(Region boundary data)
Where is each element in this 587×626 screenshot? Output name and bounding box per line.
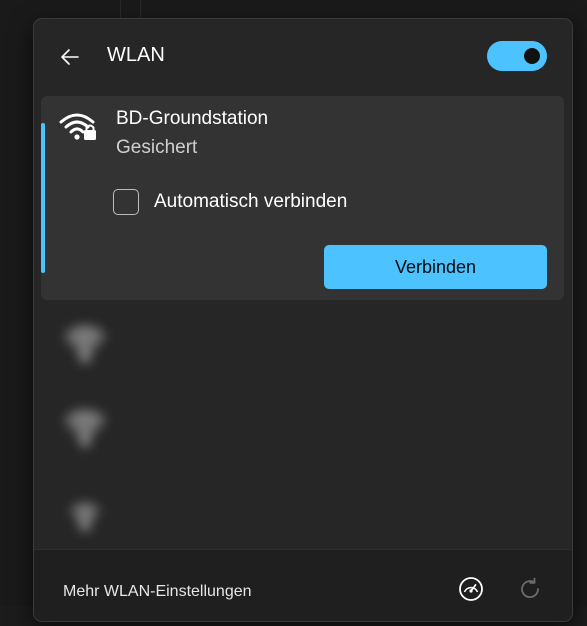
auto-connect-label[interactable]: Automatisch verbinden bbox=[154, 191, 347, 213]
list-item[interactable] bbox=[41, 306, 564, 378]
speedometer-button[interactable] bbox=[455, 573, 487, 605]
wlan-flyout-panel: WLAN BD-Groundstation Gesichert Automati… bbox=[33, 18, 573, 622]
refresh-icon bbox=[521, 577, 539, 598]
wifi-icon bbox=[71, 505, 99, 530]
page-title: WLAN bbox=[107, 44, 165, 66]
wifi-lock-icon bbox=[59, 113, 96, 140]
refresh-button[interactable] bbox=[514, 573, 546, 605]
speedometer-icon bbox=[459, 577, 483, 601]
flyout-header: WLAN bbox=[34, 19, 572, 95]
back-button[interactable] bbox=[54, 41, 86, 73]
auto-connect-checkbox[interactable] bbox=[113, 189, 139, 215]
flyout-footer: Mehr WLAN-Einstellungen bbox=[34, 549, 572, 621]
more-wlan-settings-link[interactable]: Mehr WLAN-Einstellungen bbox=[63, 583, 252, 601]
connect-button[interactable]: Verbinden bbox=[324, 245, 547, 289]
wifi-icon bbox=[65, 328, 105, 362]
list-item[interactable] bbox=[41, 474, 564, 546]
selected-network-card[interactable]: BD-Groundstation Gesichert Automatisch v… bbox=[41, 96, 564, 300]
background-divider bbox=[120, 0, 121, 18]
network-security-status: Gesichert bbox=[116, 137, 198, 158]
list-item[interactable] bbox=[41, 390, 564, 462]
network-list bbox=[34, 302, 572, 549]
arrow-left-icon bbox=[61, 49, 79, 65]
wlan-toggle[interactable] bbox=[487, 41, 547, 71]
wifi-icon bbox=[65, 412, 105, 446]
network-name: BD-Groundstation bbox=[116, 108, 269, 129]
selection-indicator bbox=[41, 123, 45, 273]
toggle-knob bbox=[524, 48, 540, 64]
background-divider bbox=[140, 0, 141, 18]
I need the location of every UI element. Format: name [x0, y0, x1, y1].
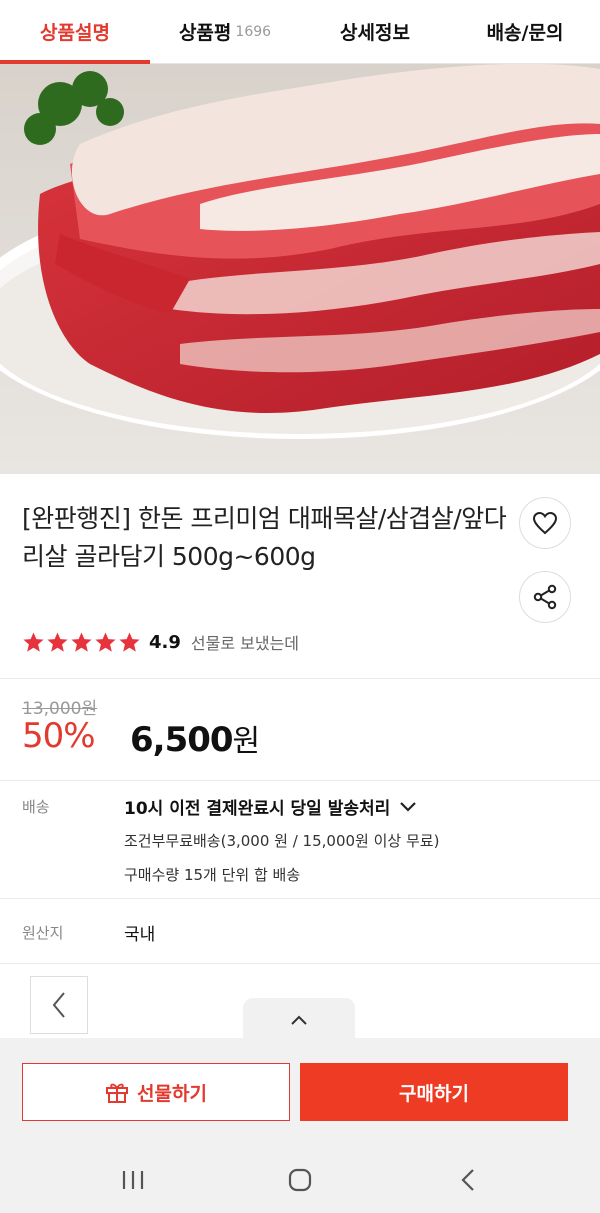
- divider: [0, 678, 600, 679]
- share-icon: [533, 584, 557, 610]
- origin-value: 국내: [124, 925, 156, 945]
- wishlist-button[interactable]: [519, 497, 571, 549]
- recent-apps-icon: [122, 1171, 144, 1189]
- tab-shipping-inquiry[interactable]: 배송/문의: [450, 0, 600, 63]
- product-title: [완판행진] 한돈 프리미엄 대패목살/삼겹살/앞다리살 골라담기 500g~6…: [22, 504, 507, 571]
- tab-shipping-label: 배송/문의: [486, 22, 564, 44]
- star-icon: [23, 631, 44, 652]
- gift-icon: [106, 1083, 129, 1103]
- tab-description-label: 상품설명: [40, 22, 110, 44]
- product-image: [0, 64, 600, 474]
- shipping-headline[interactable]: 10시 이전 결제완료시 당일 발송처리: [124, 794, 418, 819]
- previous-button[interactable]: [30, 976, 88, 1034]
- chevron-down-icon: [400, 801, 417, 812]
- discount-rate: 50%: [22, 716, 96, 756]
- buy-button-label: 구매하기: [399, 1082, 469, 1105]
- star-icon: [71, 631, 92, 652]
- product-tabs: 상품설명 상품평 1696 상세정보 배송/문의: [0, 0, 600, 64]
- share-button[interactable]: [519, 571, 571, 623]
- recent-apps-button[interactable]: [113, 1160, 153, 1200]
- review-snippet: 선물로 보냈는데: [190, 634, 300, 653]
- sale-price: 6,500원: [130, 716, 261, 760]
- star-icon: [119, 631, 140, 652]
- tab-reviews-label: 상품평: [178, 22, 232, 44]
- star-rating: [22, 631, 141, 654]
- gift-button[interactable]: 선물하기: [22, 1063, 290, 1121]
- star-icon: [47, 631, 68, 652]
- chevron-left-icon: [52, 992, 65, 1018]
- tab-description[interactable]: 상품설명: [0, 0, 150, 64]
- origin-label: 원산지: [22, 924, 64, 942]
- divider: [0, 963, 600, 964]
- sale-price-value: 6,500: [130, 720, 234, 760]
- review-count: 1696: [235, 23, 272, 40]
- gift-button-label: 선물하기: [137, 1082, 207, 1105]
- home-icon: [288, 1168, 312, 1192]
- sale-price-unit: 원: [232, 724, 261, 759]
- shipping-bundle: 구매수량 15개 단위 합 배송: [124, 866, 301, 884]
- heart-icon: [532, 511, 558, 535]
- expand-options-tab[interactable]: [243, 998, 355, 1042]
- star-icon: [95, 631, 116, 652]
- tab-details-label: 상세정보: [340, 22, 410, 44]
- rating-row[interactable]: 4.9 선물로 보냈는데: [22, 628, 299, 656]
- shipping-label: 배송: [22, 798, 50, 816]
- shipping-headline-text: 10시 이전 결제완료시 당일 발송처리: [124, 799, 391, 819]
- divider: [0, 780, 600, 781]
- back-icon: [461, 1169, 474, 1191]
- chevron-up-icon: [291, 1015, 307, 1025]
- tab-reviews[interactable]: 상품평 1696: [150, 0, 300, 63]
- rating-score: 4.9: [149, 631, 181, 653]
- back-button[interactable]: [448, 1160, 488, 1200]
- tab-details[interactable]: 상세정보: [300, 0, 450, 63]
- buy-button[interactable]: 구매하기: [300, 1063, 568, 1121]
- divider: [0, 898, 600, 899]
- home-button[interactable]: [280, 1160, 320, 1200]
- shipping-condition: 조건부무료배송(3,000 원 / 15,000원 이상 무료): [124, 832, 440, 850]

→ YOUR GOAL: Retype every line of the items above verbatim, but leave out the pictures.

→ OUTPUT FOR THIS TASK:
Where is each element in this 587×626 screenshot? Output name and bounding box per line.
auto-connect-label[interactable]: Automatisch verbinden bbox=[154, 191, 347, 213]
list-item[interactable] bbox=[41, 306, 564, 378]
speedometer-button[interactable] bbox=[455, 573, 487, 605]
wlan-flyout-panel: WLAN BD-Groundstation Gesichert Automati… bbox=[33, 18, 573, 622]
refresh-icon bbox=[521, 577, 539, 598]
wifi-icon bbox=[71, 505, 99, 530]
page-title: WLAN bbox=[107, 44, 165, 66]
wifi-lock-icon bbox=[59, 113, 96, 140]
refresh-button[interactable] bbox=[514, 573, 546, 605]
speedometer-icon bbox=[459, 577, 483, 601]
flyout-header: WLAN bbox=[34, 19, 572, 95]
back-button[interactable] bbox=[54, 41, 86, 73]
auto-connect-checkbox[interactable] bbox=[113, 189, 139, 215]
flyout-footer: Mehr WLAN-Einstellungen bbox=[34, 549, 572, 621]
more-wlan-settings-link[interactable]: Mehr WLAN-Einstellungen bbox=[63, 583, 252, 601]
connect-button[interactable]: Verbinden bbox=[324, 245, 547, 289]
wifi-icon bbox=[65, 328, 105, 362]
list-item[interactable] bbox=[41, 474, 564, 546]
selected-network-card[interactable]: BD-Groundstation Gesichert Automatisch v… bbox=[41, 96, 564, 300]
background-divider bbox=[120, 0, 121, 18]
network-security-status: Gesichert bbox=[116, 137, 198, 158]
list-item[interactable] bbox=[41, 390, 564, 462]
network-list bbox=[34, 302, 572, 549]
arrow-left-icon bbox=[61, 49, 79, 65]
wlan-toggle[interactable] bbox=[487, 41, 547, 71]
wifi-icon bbox=[65, 412, 105, 446]
network-name: BD-Groundstation bbox=[116, 108, 269, 129]
selection-indicator bbox=[41, 123, 45, 273]
toggle-knob bbox=[524, 48, 540, 64]
background-divider bbox=[140, 0, 141, 18]
I need the location of every UI element. Format: name [x0, y0, x1, y1].
- divider: [0, 678, 600, 679]
- share-icon: [533, 584, 557, 610]
- origin-value: 국내: [124, 925, 156, 945]
- wishlist-button[interactable]: [519, 497, 571, 549]
- recent-apps-icon: [122, 1171, 144, 1189]
- tab-shipping-inquiry[interactable]: 배송/문의: [450, 0, 600, 63]
- product-title: [완판행진] 한돈 프리미엄 대패목살/삼겹살/앞다리살 골라담기 500g~6…: [22, 504, 507, 571]
- tab-shipping-label: 배송/문의: [486, 22, 564, 44]
- star-icon: [23, 631, 44, 652]
- gift-icon: [106, 1083, 129, 1103]
- tab-description-label: 상품설명: [40, 22, 110, 44]
- product-image: [0, 64, 600, 474]
- shipping-headline[interactable]: 10시 이전 결제완료시 당일 발송처리: [124, 794, 418, 819]
- previous-button[interactable]: [30, 976, 88, 1034]
- chevron-down-icon: [400, 801, 417, 812]
- discount-rate: 50%: [22, 716, 96, 756]
- buy-button-label: 구매하기: [399, 1082, 469, 1105]
- star-icon: [71, 631, 92, 652]
- product-tabs: 상품설명 상품평 1696 상세정보 배송/문의: [0, 0, 600, 64]
- share-button[interactable]: [519, 571, 571, 623]
- recent-apps-button[interactable]: [113, 1160, 153, 1200]
- review-snippet: 선물로 보냈는데: [190, 634, 300, 653]
- sale-price: 6,500원: [130, 716, 261, 760]
- star-icon: [119, 631, 140, 652]
- tab-reviews-label: 상품평: [178, 22, 232, 44]
- star-rating: [22, 631, 141, 654]
- gift-button[interactable]: 선물하기: [22, 1063, 290, 1121]
- star-icon: [47, 631, 68, 652]
- chevron-left-icon: [52, 992, 65, 1018]
- tab-description[interactable]: 상품설명: [0, 0, 150, 64]
- origin-label: 원산지: [22, 924, 64, 942]
- divider: [0, 963, 600, 964]
- sale-price-value: 6,500: [130, 720, 234, 760]
- review-count: 1696: [235, 23, 272, 40]
- gift-button-label: 선물하기: [137, 1082, 207, 1105]
- home-icon: [288, 1168, 312, 1192]
- sale-price-unit: 원: [232, 724, 261, 759]
- shipping-bundle: 구매수량 15개 단위 합 배송: [124, 866, 301, 884]
- heart-icon: [532, 511, 558, 535]
- expand-options-tab[interactable]: [243, 998, 355, 1042]
- star-icon: [95, 631, 116, 652]
- tab-details-label: 상세정보: [340, 22, 410, 44]
- rating-row[interactable]: 4.9 선물로 보냈는데: [22, 628, 299, 656]
- shipping-label: 배송: [22, 798, 50, 816]
- shipping-headline-text: 10시 이전 결제완료시 당일 발송처리: [124, 799, 391, 819]
- divider: [0, 780, 600, 781]
- back-icon: [461, 1169, 474, 1191]
- chevron-up-icon: [291, 1015, 307, 1025]
- tab-reviews[interactable]: 상품평 1696: [150, 0, 300, 63]
- rating-score: 4.9: [149, 631, 181, 653]
- back-button[interactable]: [448, 1160, 488, 1200]
- tab-details[interactable]: 상세정보: [300, 0, 450, 63]
- buy-button[interactable]: 구매하기: [300, 1063, 568, 1121]
- divider: [0, 898, 600, 899]
- home-button[interactable]: [280, 1160, 320, 1200]
- shipping-condition: 조건부무료배송(3,000 원 / 15,000원 이상 무료): [124, 832, 440, 850]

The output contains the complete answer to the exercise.